═════ Extracted entries

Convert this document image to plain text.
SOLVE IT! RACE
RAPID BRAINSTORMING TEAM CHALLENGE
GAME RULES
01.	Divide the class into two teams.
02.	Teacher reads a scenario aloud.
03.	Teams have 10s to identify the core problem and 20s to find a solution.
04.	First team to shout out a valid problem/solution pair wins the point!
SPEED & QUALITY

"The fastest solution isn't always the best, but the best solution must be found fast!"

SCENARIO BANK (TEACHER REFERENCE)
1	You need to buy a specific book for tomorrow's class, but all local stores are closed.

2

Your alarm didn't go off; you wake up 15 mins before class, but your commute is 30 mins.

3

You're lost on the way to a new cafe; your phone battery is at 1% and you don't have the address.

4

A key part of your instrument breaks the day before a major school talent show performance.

══════════

■ **Requirement**
How many lines in these entries hold the string "your"? Answer with the number alone.

■ **Response to this exercise**
3